> **Exercise instructions**:
Can you print the data exactly and leave out each image?

> **Source material**:
-- start --

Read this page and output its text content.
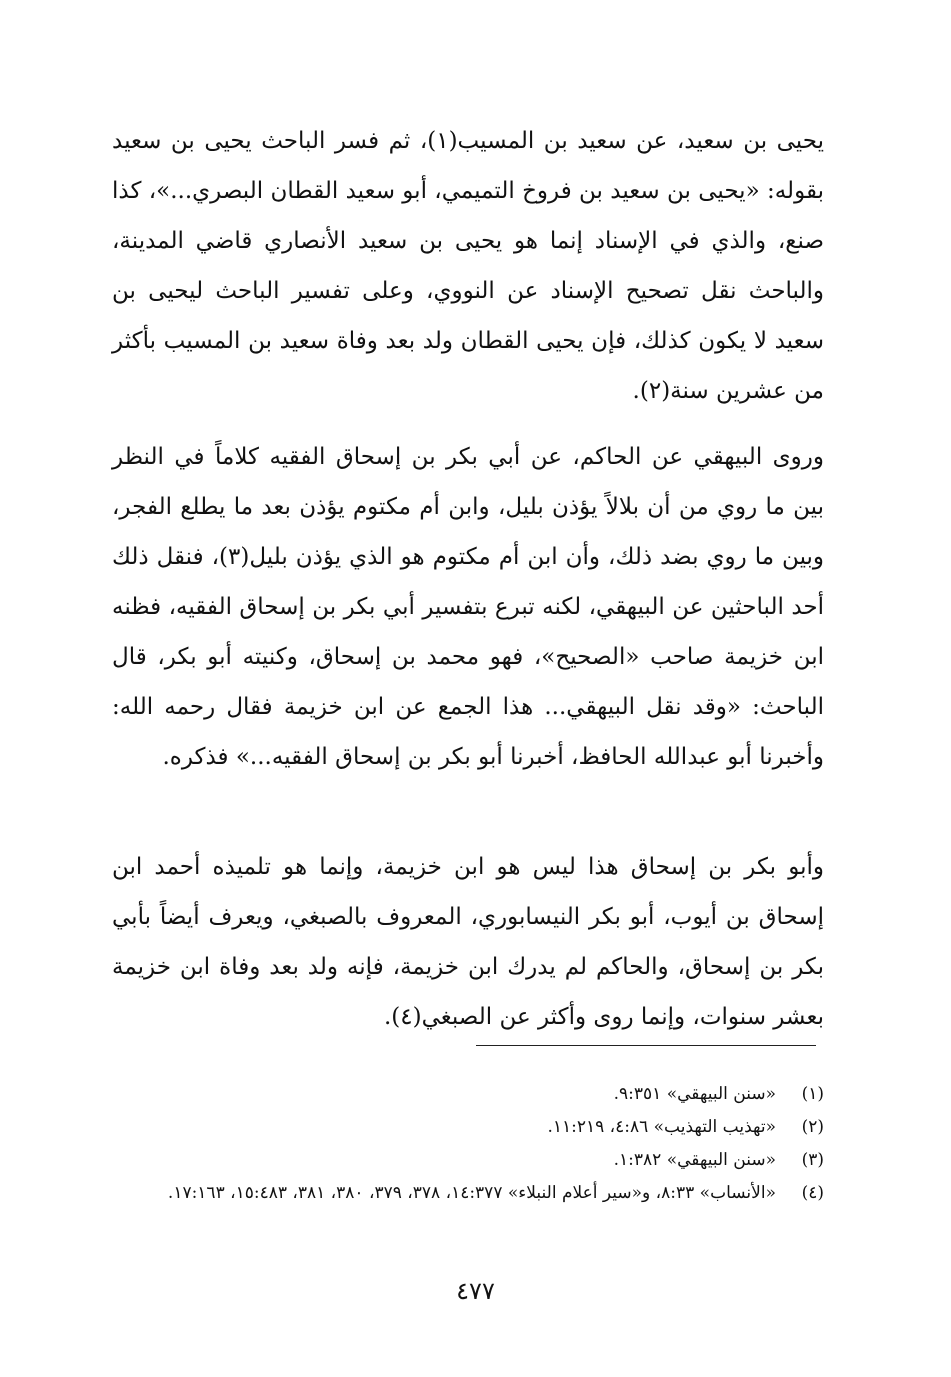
يحيى بن سعيد، عن سعيد بن المسيب(١)، ثم فسر الباحث يحيى بن سعيد بقوله: «يحيى بن سعيد بن فروخ التميمي، أبو سعيد القطان البصري...»، كذا صنع، والذي في الإسناد إنما هو يحيى بن سعيد الأنصاري قاضي المدينة، والباحث نقل تصحيح الإسناد عن النووي، وعلى تفسير الباحث ليحيى بن سعيد لا يكون كذلك، فإن يحيى القطان ولد بعد وفاة سعيد بن المسيب بأكثر من عشرين سنة(٢).

وروى البيهقي عن الحاكم، عن أبي بكر بن إسحاق الفقيه كلاماً في النظر بين ما روي من أن بلالاً يؤذن بليل، وابن أم مكتوم يؤذن بعد ما يطلع الفجر، وبين ما روي بضد ذلك، وأن ابن أم مكتوم هو الذي يؤذن بليل(٣)، فنقل ذلك أحد الباحثين عن البيهقي، لكنه تبرع بتفسير أبي بكر بن إسحاق الفقيه، فظنه ابن خزيمة صاحب «الصحيح»، فهو محمد بن إسحاق، وكنيته أبو بكر، قال الباحث: «وقد نقل البيهقي... هذا الجمع عن ابن خزيمة فقال رحمه الله: وأخبرنا أبو عبدالله الحافظ، أخبرنا أبو بكر بن إسحاق الفقيه...» فذكره.

وأبو بكر بن إسحاق هذا ليس هو ابن خزيمة، وإنما هو تلميذه أحمد ابن إسحاق بن أيوب، أبو بكر النيسابوري، المعروف بالصبغي، ويعرف أيضاً بأبي بكر بن إسحاق، والحاكم لم يدرك ابن خزيمة، فإنه ولد بعد وفاة ابن خزيمة بعشر سنوات، وإنما روى وأكثر عن الصبغي(٤).

(١)
«سنن البيهقي» ٩:٣٥١.
(٢)
«تهذيب التهذيب» ٤:٨٦، ١١:٢١٩.
(٣)
«سنن البيهقي» ١:٣٨٢.
(٤)
«الأنساب» ٨:٣٣، و«سير أعلام النبلاء» ١٤:٣٧٧، ٣٧٨، ٣٧٩، ٣٨٠، ٣٨١، ١٥:٤٨٣، ١٧:١٦٣.
٤٧٧
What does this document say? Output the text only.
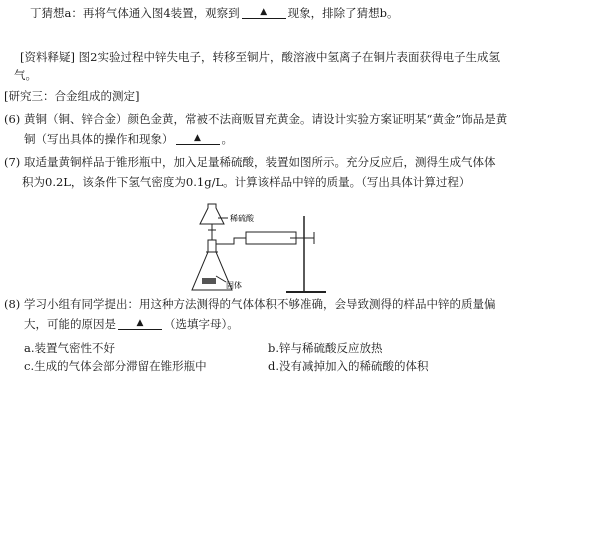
丁猜想a：再将气体通入图4装置，观察到 ▲ 现象，排除了猜想b。
[资料释疑] 图2实验过程中锌失电子，转移至铜片，酸溶液中氢离子在铜片表面获得电子生成氢
气。
[研究三：合金组成的测定]
(6) 黄铜（铜、锌合金）颜色金黄，常被不法商贩冒充黄金。请设计实验方案证明某“黄金”饰品是黄
铜（写出具体的操作和现象） ▲ 。
(7) 取适量黄铜样品于锥形瓶中，加入足量稀硫酸，装置如图所示。充分反应后，测得生成气体体
积为0.2L，该条件下氢气密度为0.1g/L。计算该样品中锌的质量。（写出具体计算过程）
稀硫酸
固体
(8) 学习小组有同学提出：用这种方法测得的气体体积不够准确，会导致测得的样品中锌的质量偏
大，可能的原因是 ▲ （选填字母）。
a.装置气密性不好	b.锌与稀硫酸反应放热
c.生成的气体会部分滞留在锥形瓶中	d.没有减掉加入的稀硫酸的体积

-- end --

> **Response to the exercise**:
Read this page and output its text content.
يحيى بن سعيد، عن سعيد بن المسيب(١)، ثم فسر الباحث يحيى بن سعيد بقوله: «يحيى بن سعيد بن فروخ التميمي، أبو سعيد القطان البصري...»، كذا صنع، والذي في الإسناد إنما هو يحيى بن سعيد الأنصاري قاضي المدينة، والباحث نقل تصحيح الإسناد عن النووي، وعلى تفسير الباحث ليحيى بن سعيد لا يكون كذلك، فإن يحيى القطان ولد بعد وفاة سعيد بن المسيب بأكثر من عشرين سنة(٢).

وروى البيهقي عن الحاكم، عن أبي بكر بن إسحاق الفقيه كلاماً في النظر بين ما روي من أن بلالاً يؤذن بليل، وابن أم مكتوم يؤذن بعد ما يطلع الفجر، وبين ما روي بضد ذلك، وأن ابن أم مكتوم هو الذي يؤذن بليل(٣)، فنقل ذلك أحد الباحثين عن البيهقي، لكنه تبرع بتفسير أبي بكر بن إسحاق الفقيه، فظنه ابن خزيمة صاحب «الصحيح»، فهو محمد بن إسحاق، وكنيته أبو بكر، قال الباحث: «وقد نقل البيهقي... هذا الجمع عن ابن خزيمة فقال رحمه الله: وأخبرنا أبو عبدالله الحافظ، أخبرنا أبو بكر بن إسحاق الفقيه...» فذكره.

وأبو بكر بن إسحاق هذا ليس هو ابن خزيمة، وإنما هو تلميذه أحمد ابن إسحاق بن أيوب، أبو بكر النيسابوري، المعروف بالصبغي، ويعرف أيضاً بأبي بكر بن إسحاق، والحاكم لم يدرك ابن خزيمة، فإنه ولد بعد وفاة ابن خزيمة بعشر سنوات، وإنما روى وأكثر عن الصبغي(٤).

(١)
«سنن البيهقي» ٩:٣٥١.
(٢)
«تهذيب التهذيب» ٤:٨٦، ١١:٢١٩.
(٣)
«سنن البيهقي» ١:٣٨٢.
(٤)
«الأنساب» ٨:٣٣، و«سير أعلام النبلاء» ١٤:٣٧٧، ٣٧٨، ٣٧٩، ٣٨٠، ٣٨١، ١٥:٤٨٣، ١٧:١٦٣.
٤٧٧
What does this document say? Output the text only.
丁猜想a：再将气体通入图4装置，观察到 ▲ 现象，排除了猜想b。
[资料释疑] 图2实验过程中锌失电子，转移至铜片，酸溶液中氢离子在铜片表面获得电子生成氢
气。
[研究三：合金组成的测定]
(6) 黄铜（铜、锌合金）颜色金黄，常被不法商贩冒充黄金。请设计实验方案证明某“黄金”饰品是黄
铜（写出具体的操作和现象） ▲ 。
(7) 取适量黄铜样品于锥形瓶中，加入足量稀硫酸，装置如图所示。充分反应后，测得生成气体体
积为0.2L，该条件下氢气密度为0.1g/L。计算该样品中锌的质量。（写出具体计算过程）
稀硫酸
固体
(8) 学习小组有同学提出：用这种方法测得的气体体积不够准确，会导致测得的样品中锌的质量偏
大，可能的原因是 ▲ （选填字母）。
a.装置气密性不好	b.锌与稀硫酸反应放热
c.生成的气体会部分滞留在锥形瓶中	d.没有减掉加入的稀硫酸的体积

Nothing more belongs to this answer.